-- Start --
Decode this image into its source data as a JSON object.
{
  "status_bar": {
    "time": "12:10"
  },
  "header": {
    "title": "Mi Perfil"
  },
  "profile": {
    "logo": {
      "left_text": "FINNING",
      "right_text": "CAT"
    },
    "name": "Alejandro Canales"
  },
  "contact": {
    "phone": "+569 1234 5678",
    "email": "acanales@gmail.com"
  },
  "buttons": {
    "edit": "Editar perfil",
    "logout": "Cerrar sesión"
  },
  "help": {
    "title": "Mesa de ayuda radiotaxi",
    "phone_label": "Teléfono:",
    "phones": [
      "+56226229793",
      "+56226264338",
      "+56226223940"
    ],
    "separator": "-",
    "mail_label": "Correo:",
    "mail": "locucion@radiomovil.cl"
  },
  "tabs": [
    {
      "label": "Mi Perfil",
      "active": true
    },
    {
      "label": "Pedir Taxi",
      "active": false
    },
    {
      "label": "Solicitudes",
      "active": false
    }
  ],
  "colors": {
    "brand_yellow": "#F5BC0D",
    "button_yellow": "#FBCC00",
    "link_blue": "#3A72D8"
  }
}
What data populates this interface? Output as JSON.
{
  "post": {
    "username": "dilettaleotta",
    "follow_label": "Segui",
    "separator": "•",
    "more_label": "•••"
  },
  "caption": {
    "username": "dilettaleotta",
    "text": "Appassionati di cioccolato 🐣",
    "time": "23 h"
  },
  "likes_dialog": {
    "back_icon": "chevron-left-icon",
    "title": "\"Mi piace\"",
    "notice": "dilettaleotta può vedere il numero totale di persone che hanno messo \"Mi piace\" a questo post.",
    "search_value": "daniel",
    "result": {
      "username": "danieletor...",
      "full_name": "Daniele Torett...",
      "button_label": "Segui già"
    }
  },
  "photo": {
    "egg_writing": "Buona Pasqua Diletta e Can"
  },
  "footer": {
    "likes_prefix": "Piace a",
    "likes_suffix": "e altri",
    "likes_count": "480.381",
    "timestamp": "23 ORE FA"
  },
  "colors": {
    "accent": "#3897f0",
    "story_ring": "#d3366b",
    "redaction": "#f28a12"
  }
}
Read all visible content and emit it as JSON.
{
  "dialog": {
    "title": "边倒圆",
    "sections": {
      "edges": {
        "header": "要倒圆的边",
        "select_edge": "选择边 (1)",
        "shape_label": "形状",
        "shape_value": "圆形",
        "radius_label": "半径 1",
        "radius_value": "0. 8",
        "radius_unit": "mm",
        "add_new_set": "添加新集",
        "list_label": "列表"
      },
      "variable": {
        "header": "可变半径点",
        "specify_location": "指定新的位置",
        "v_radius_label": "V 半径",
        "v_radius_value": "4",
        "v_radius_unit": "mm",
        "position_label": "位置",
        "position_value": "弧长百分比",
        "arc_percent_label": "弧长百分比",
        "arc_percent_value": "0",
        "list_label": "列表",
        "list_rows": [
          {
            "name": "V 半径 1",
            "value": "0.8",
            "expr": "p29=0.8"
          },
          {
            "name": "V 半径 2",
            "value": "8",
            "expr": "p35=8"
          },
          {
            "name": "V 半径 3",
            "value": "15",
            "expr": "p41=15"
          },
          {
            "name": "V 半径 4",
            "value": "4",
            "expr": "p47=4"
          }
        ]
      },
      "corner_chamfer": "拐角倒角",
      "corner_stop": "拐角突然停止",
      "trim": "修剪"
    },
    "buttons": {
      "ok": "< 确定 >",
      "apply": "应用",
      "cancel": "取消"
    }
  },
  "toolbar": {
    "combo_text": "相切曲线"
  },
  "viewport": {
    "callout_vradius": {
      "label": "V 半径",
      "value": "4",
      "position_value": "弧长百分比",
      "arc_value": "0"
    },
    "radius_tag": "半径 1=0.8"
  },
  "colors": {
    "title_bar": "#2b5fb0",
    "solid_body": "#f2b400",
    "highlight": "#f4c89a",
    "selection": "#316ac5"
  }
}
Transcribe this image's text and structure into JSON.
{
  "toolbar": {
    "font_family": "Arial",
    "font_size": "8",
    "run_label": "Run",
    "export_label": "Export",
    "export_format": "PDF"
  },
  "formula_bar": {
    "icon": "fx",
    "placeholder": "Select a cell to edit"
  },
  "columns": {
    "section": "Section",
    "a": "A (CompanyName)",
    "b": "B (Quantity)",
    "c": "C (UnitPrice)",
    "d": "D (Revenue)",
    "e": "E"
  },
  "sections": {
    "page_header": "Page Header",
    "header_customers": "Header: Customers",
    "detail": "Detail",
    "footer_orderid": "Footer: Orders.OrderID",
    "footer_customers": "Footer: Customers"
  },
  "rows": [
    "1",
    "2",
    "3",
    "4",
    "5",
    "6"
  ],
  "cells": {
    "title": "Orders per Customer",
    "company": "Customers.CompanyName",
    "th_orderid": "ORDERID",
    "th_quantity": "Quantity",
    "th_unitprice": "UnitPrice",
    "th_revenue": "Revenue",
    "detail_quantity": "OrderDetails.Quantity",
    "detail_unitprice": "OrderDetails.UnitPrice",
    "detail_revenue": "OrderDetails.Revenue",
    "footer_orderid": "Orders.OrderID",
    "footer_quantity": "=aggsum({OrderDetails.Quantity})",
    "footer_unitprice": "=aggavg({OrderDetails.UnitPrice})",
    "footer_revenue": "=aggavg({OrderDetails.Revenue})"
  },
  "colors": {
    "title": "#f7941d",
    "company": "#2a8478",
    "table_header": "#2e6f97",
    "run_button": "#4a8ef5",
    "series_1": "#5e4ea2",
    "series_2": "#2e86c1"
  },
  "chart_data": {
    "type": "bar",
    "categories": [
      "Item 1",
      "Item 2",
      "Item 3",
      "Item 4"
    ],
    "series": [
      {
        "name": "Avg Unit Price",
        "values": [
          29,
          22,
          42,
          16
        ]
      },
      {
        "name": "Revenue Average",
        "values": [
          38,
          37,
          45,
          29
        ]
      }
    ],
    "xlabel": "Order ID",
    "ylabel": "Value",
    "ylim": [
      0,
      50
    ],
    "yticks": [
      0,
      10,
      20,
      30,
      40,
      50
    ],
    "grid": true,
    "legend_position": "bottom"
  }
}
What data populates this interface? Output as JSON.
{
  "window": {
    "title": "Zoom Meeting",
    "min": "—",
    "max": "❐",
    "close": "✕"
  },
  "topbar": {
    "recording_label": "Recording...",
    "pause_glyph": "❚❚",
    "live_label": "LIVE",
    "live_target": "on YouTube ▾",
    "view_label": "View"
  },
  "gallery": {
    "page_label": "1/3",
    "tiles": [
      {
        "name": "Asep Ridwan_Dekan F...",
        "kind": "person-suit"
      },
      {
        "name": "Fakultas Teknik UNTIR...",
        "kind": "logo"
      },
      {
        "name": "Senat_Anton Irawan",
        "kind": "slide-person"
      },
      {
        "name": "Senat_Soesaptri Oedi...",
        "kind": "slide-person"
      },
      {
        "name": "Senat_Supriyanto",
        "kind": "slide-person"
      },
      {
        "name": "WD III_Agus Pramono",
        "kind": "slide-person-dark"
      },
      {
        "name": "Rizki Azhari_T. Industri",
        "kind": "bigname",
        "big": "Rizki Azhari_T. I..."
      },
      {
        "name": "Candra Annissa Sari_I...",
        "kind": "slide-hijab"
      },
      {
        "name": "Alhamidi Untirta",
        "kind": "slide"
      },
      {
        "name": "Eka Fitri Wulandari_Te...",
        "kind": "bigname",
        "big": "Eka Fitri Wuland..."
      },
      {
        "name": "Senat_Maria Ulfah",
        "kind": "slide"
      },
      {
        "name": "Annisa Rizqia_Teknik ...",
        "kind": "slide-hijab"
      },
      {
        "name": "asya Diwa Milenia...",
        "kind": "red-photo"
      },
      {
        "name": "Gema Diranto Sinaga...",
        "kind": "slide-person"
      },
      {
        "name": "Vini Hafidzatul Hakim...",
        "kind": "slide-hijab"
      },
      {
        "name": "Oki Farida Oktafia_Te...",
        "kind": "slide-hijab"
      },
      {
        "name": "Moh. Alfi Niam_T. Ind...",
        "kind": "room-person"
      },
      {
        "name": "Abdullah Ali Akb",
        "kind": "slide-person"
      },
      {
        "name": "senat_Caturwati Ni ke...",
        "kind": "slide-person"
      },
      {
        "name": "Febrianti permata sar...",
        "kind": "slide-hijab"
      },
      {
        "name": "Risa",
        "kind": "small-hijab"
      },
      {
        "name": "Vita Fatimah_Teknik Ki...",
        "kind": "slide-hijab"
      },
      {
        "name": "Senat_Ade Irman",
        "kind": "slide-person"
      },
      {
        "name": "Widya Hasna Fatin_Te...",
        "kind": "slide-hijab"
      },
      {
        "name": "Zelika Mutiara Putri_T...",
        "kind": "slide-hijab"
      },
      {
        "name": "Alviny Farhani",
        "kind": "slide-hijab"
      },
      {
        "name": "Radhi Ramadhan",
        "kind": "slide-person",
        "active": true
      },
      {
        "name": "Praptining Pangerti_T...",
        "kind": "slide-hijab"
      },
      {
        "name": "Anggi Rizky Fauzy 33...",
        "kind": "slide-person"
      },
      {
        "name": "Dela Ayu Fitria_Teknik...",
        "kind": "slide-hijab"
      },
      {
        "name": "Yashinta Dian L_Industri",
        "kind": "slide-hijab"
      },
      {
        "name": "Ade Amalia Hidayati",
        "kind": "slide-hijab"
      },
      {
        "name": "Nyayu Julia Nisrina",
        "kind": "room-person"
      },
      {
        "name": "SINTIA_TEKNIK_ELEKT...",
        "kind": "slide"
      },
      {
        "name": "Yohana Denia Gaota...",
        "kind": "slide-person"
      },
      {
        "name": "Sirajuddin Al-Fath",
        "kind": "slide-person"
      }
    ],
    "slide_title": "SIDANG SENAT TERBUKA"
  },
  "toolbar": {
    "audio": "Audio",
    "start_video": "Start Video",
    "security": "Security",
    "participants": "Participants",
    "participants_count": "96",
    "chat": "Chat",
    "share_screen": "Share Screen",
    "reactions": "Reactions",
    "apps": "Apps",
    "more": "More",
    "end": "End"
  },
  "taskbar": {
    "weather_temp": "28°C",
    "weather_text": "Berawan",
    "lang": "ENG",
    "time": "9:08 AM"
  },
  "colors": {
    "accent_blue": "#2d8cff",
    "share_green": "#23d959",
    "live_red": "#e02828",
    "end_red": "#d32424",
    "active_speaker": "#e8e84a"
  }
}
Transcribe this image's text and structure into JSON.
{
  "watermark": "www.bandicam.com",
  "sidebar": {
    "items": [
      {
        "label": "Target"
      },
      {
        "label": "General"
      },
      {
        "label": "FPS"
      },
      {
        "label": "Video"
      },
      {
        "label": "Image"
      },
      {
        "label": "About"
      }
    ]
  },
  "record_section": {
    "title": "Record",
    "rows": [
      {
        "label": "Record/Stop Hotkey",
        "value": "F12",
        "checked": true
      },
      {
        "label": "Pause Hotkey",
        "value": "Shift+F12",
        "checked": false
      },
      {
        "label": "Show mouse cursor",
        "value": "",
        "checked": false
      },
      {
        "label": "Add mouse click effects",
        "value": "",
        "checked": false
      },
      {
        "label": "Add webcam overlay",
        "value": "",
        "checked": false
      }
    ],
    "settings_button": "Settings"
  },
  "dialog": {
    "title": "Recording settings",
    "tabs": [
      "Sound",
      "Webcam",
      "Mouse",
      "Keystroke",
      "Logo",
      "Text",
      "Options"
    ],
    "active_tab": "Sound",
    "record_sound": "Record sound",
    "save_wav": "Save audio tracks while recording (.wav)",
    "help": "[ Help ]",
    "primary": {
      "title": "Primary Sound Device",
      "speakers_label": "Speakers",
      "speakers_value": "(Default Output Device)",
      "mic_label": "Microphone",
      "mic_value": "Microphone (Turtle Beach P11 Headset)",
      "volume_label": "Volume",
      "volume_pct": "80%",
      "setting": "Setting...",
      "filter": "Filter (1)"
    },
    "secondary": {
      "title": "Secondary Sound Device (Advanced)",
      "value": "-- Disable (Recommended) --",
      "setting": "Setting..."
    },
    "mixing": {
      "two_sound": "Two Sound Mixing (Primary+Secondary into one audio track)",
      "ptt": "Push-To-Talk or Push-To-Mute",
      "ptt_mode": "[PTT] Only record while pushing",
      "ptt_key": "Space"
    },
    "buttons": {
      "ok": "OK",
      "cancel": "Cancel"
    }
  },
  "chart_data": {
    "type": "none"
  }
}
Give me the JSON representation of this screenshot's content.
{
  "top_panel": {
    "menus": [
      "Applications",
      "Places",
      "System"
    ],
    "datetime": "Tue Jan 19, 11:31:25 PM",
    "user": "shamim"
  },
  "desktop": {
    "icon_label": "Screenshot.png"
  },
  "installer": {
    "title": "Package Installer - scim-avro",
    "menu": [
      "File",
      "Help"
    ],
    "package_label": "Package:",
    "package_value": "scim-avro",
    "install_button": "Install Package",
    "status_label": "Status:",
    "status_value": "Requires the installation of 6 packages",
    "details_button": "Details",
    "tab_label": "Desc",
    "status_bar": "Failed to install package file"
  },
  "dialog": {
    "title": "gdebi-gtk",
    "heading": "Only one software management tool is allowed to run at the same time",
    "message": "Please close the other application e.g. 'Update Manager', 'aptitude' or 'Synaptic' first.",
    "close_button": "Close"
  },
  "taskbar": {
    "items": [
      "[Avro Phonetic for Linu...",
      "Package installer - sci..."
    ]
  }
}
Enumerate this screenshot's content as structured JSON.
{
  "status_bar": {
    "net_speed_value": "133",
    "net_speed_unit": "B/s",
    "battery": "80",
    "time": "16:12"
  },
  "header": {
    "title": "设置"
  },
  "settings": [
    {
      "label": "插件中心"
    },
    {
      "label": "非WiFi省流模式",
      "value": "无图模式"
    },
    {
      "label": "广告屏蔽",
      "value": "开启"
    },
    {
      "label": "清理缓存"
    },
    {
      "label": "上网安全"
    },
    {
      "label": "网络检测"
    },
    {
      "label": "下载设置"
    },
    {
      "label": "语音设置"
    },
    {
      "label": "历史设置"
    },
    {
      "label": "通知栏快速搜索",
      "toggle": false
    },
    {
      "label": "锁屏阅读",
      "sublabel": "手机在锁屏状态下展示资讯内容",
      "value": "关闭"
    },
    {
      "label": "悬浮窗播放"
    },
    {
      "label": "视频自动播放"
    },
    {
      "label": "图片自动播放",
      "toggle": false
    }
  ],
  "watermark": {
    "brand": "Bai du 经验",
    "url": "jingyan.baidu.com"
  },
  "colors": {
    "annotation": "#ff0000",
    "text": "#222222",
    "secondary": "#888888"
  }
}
-- End --
• Task goal: Each line above that holds the string "Rizki" should be copied and shown.

• Solution to this problem:
        "name": "Rizki Azhari_T. Industri",
        "big": "Rizki Azhari_T. I..."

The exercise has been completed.